Look through the data below and report how many lines include "那些故事并不是真的". Only the number should be given.

═════ Raw records ═════

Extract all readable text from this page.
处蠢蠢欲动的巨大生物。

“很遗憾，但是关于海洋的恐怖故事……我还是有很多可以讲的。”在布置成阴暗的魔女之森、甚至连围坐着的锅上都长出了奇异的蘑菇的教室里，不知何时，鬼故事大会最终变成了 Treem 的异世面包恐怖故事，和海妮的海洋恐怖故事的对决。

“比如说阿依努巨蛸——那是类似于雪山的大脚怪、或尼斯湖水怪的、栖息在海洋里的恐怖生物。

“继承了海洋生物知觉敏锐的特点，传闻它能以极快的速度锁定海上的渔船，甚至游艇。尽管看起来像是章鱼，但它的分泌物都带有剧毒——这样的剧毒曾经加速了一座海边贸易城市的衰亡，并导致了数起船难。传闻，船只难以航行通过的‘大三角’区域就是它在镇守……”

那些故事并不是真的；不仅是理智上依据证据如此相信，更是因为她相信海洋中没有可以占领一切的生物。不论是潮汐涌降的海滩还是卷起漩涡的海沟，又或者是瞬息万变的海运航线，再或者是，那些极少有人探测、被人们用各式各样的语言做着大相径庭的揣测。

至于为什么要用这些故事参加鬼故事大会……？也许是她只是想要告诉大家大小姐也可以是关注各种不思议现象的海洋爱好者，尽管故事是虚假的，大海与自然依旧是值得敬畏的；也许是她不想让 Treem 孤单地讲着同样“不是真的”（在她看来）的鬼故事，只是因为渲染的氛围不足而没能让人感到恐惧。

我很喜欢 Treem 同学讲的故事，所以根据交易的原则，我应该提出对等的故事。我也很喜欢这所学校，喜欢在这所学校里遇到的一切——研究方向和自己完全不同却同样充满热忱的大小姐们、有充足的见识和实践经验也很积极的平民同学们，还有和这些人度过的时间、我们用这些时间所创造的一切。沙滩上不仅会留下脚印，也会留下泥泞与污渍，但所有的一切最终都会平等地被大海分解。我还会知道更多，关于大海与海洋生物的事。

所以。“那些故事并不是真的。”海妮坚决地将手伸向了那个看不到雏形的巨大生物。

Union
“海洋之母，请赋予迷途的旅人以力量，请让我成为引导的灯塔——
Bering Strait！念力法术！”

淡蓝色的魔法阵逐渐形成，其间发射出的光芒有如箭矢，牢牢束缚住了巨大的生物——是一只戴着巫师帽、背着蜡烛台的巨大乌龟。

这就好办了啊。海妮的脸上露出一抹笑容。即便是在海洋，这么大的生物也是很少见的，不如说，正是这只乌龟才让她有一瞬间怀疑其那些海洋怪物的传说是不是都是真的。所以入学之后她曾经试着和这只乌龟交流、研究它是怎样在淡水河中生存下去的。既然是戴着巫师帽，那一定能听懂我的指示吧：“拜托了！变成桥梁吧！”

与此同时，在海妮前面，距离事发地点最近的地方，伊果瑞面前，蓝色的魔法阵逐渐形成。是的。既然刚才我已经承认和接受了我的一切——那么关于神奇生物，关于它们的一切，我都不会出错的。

═════
═════ Raw records ═════

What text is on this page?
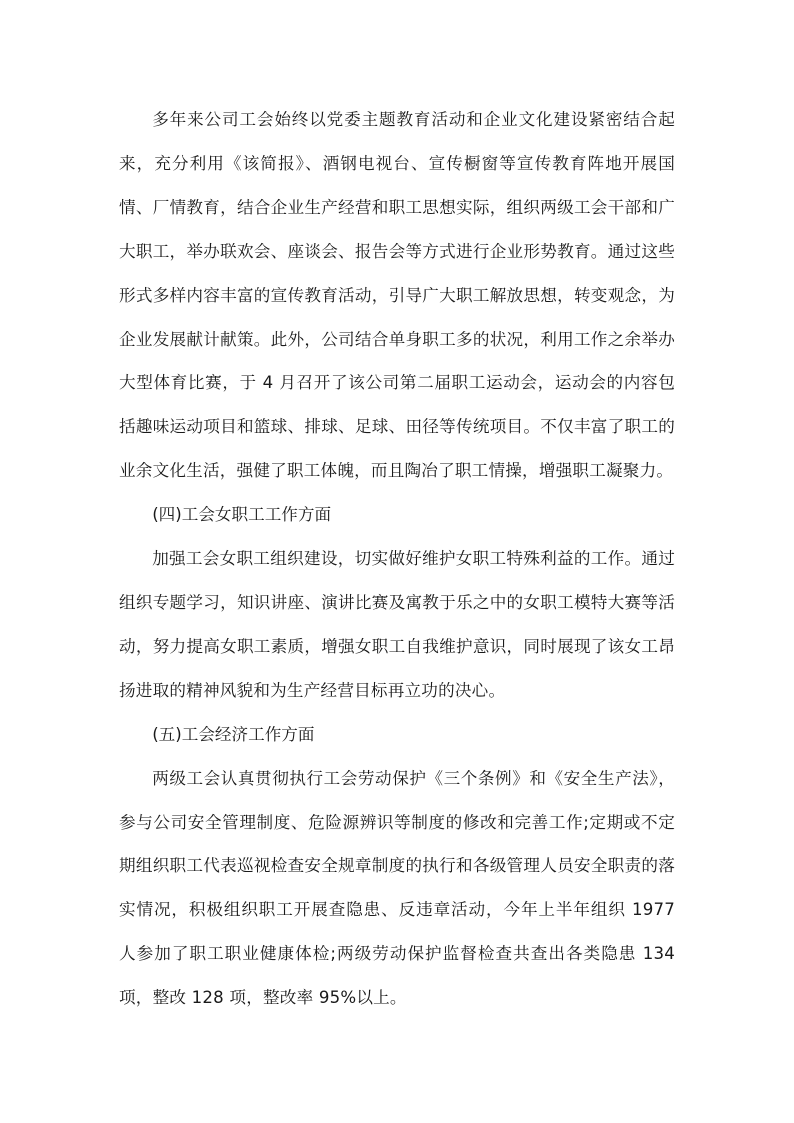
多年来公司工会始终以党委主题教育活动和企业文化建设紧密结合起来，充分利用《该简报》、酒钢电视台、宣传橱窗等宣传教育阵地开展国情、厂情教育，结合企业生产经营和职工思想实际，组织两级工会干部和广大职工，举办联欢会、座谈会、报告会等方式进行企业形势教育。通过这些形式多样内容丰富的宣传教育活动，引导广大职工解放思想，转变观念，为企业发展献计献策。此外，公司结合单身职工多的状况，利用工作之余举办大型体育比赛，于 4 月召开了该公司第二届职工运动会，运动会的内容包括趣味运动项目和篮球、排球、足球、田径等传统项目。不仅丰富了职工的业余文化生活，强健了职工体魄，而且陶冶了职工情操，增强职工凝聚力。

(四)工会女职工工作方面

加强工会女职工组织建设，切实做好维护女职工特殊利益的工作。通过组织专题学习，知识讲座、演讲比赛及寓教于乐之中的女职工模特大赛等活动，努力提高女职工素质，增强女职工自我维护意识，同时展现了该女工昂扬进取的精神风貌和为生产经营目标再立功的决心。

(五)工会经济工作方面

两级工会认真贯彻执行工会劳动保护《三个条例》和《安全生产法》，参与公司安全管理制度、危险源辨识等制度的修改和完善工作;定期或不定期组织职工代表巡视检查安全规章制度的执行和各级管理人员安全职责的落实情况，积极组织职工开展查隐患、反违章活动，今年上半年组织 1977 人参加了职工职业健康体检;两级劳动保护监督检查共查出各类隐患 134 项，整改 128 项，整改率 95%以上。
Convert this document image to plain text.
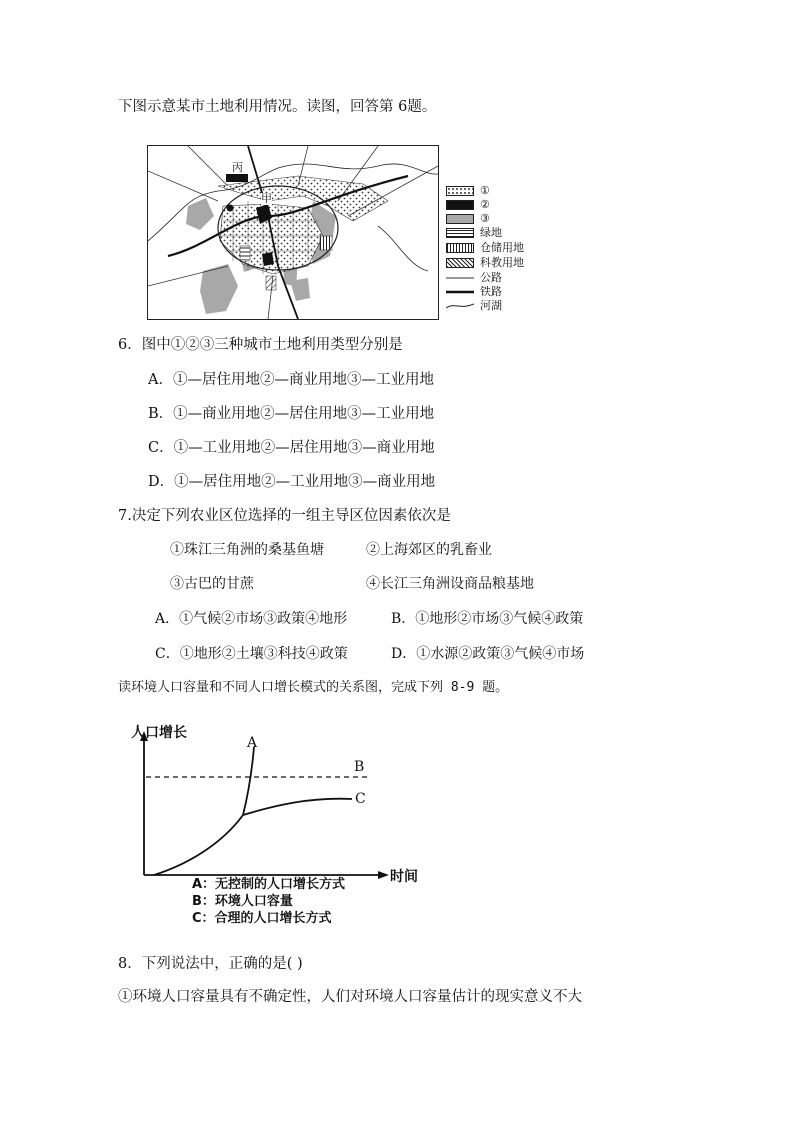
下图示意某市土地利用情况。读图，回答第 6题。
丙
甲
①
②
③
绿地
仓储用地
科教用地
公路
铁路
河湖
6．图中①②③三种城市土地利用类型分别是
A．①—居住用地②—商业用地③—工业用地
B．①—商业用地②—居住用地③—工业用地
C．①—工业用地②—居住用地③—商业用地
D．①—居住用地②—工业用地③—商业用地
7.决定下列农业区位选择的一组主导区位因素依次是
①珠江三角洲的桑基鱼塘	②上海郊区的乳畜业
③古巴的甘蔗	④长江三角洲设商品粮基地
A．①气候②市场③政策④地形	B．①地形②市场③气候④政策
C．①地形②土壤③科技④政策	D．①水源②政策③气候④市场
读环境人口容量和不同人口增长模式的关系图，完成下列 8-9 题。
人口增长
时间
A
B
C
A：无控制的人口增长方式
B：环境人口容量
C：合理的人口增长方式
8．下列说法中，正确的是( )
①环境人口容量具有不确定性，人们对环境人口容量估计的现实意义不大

═════

◆ Exercise solution
2